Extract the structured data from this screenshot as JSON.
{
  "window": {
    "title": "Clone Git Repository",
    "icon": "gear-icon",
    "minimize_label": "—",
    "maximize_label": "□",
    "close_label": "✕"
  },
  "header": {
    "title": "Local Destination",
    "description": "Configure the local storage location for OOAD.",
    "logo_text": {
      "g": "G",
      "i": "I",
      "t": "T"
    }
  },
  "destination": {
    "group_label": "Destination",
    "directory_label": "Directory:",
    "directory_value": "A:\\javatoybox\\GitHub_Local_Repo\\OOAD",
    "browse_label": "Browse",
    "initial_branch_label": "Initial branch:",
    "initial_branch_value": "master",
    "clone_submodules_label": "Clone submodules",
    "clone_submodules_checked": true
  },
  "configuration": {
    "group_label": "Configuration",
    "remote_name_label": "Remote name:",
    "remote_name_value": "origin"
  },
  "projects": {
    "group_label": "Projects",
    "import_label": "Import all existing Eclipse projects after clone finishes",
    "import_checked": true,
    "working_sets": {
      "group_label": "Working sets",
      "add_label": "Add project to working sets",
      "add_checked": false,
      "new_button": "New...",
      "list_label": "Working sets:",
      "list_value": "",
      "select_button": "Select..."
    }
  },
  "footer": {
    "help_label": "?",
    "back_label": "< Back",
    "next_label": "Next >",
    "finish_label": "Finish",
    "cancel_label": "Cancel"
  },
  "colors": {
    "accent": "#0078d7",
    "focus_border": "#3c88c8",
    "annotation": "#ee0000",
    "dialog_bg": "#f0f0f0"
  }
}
══════════════════════════════
* **Task directions**
Repeat the entries above exactly, leaving nothing out.

* **Answer to this exercise**
Extract the structured data from this screenshot as JSON.
{
  "window": {
    "title": "Clone Git Repository",
    "icon": "gear-icon",
    "minimize_label": "—",
    "maximize_label": "□",
    "close_label": "✕"
  },
  "header": {
    "title": "Local Destination",
    "description": "Configure the local storage location for OOAD.",
    "logo_text": {
      "g": "G",
      "i": "I",
      "t": "T"
    }
  },
  "destination": {
    "group_label": "Destination",
    "directory_label": "Directory:",
    "directory_value": "A:\\javatoybox\\GitHub_Local_Repo\\OOAD",
    "browse_label": "Browse",
    "initial_branch_label": "Initial branch:",
    "initial_branch_value": "master",
    "clone_submodules_label": "Clone submodules",
    "clone_submodules_checked": true
  },
  "configuration": {
    "group_label": "Configuration",
    "remote_name_label": "Remote name:",
    "remote_name_value": "origin"
  },
  "projects": {
    "group_label": "Projects",
    "import_label": "Import all existing Eclipse projects after clone finishes",
    "import_checked": true,
    "working_sets": {
      "group_label": "Working sets",
      "add_label": "Add project to working sets",
      "add_checked": false,
      "new_button": "New...",
      "list_label": "Working sets:",
      "list_value": "",
      "select_button": "Select..."
    }
  },
  "footer": {
    "help_label": "?",
    "back_label": "< Back",
    "next_label": "Next >",
    "finish_label": "Finish",
    "cancel_label": "Cancel"
  },
  "colors": {
    "accent": "#0078d7",
    "focus_border": "#3c88c8",
    "annotation": "#ee0000",
    "dialog_bg": "#f0f0f0"
  }
}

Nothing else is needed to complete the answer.